AIM OF THE TASK —
Each entry below is to be given again word for word, with no pictures.

RECORDS SUPPLIED —

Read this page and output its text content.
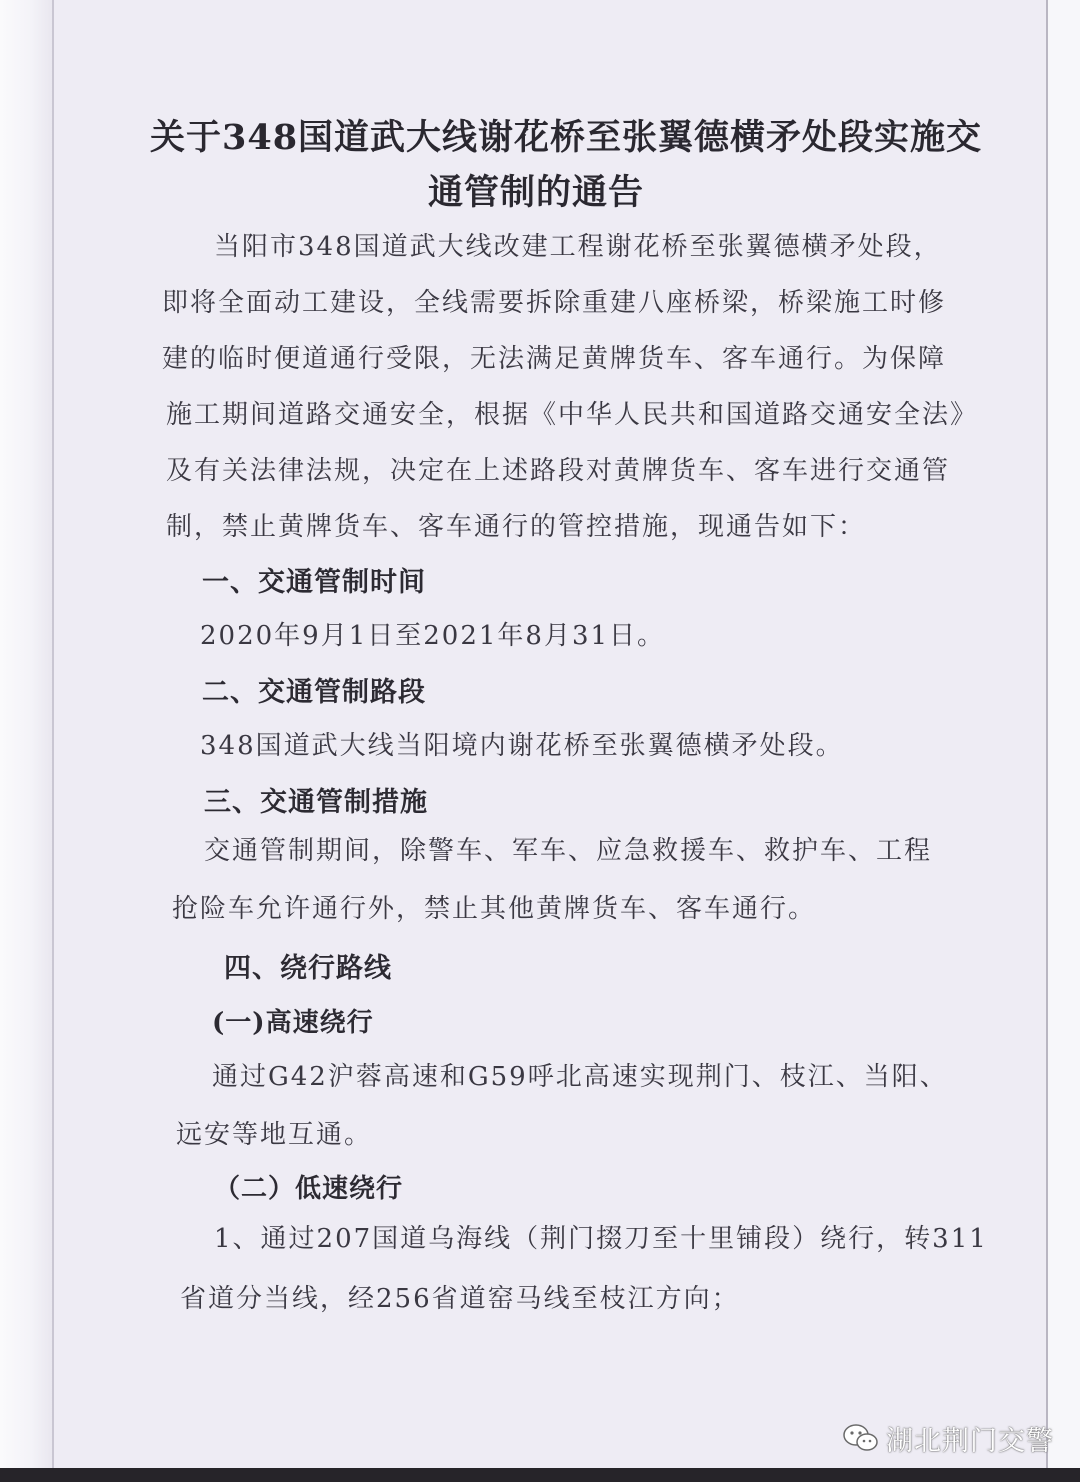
关于348国道武大线谢花桥至张翼德横矛处段实施交
通管制的通告

当阳市348国道武大线改建工程谢花桥至张翼德横矛处段，

即将全面动工建设，全线需要拆除重建八座桥梁，桥梁施工时修

建的临时便道通行受限，无法满足黄牌货车、客车通行。为保障

施工期间道路交通安全，根据《中华人民共和国道路交通安全法》

及有关法律法规，决定在上述路段对黄牌货车、客车进行交通管

制，禁止黄牌货车、客车通行的管控措施，现通告如下：

一、交通管制时间

2020年9月1日至2021年8月31日。

二、交通管制路段

348国道武大线当阳境内谢花桥至张翼德横矛处段。

三、交通管制措施

交通管制期间，除警车、军车、应急救援车、救护车、工程

抢险车允许通行外，禁止其他黄牌货车、客车通行。

四、绕行路线
(一)高速绕行

通过G42沪蓉高速和G59呼北高速实现荆门、枝江、当阳、

远安等地互通。

（二）低速绕行

1、通过207国道乌海线（荆门掇刀至十里铺段）绕行，转311

省道分当线，经256省道窑马线至枝江方向；

湖北荆门交警
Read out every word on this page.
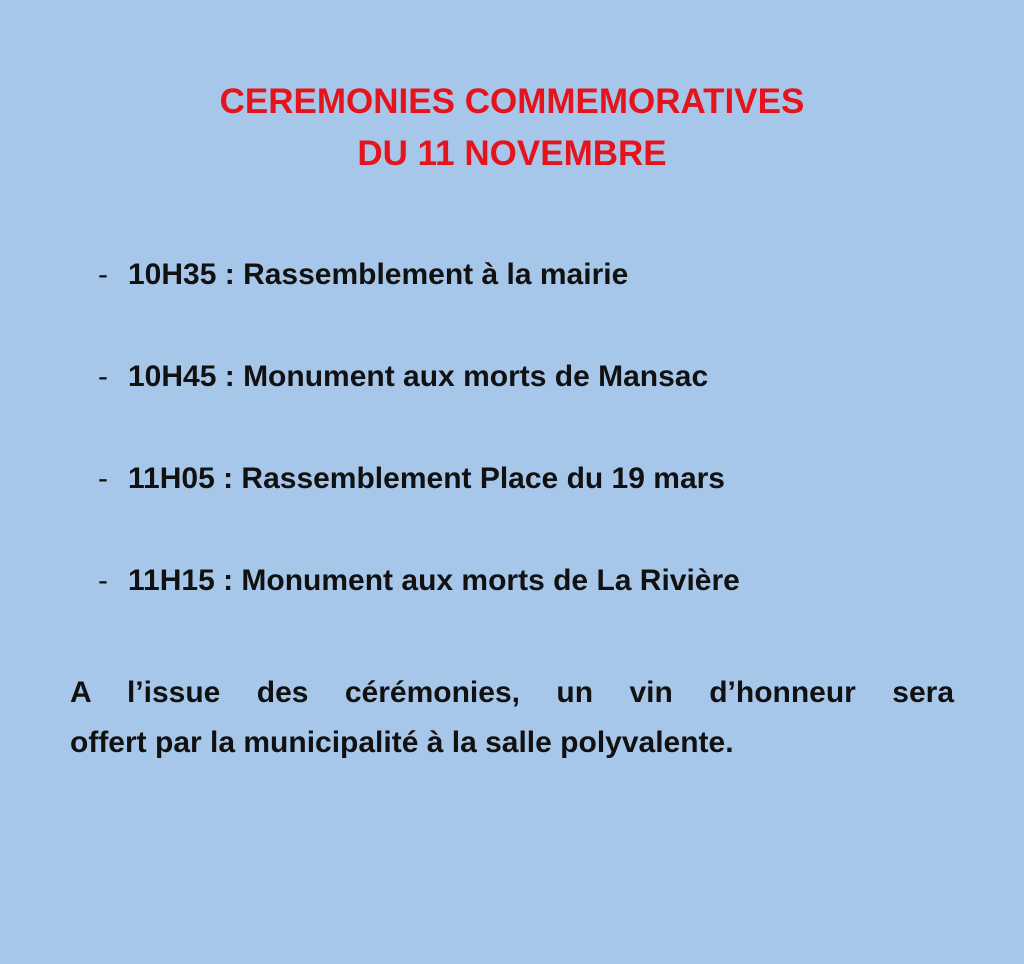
CEREMONIES COMMEMORATIVES
DU 11 NOVEMBRE
- 10H35 : Rassemblement à la mairie
- 10H45 : Monument aux morts de Mansac
- 11H05 : Rassemblement Place du 19 mars
- 11H15 : Monument aux morts de La Rivière

A l’issue des cérémonies, un vin d’honneur sera
offert par la municipalité à la salle polyvalente.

FULL SOLUTION —
Read this page and output its text content.
关于348国道武大线谢花桥至张翼德横矛处段实施交
通管制的通告

当阳市348国道武大线改建工程谢花桥至张翼德横矛处段，

即将全面动工建设，全线需要拆除重建八座桥梁，桥梁施工时修

建的临时便道通行受限，无法满足黄牌货车、客车通行。为保障

施工期间道路交通安全，根据《中华人民共和国道路交通安全法》

及有关法律法规，决定在上述路段对黄牌货车、客车进行交通管

制，禁止黄牌货车、客车通行的管控措施，现通告如下：

一、交通管制时间

2020年9月1日至2021年8月31日。

二、交通管制路段

348国道武大线当阳境内谢花桥至张翼德横矛处段。

三、交通管制措施

交通管制期间，除警车、军车、应急救援车、救护车、工程

抢险车允许通行外，禁止其他黄牌货车、客车通行。

四、绕行路线
(一)高速绕行

通过G42沪蓉高速和G59呼北高速实现荆门、枝江、当阳、

远安等地互通。

（二）低速绕行

1、通过207国道乌海线（荆门掇刀至十里铺段）绕行，转311

省道分当线，经256省道窑马线至枝江方向；

湖北荆门交警
Read out every word on this page.
CEREMONIES COMMEMORATIVES
DU 11 NOVEMBRE
- 10H35 : Rassemblement à la mairie
- 10H45 : Monument aux morts de Mansac
- 11H05 : Rassemblement Place du 19 mars
- 11H15 : Monument aux morts de La Rivière

A l’issue des cérémonies, un vin d’honneur sera
offert par la municipalité à la salle polyvalente.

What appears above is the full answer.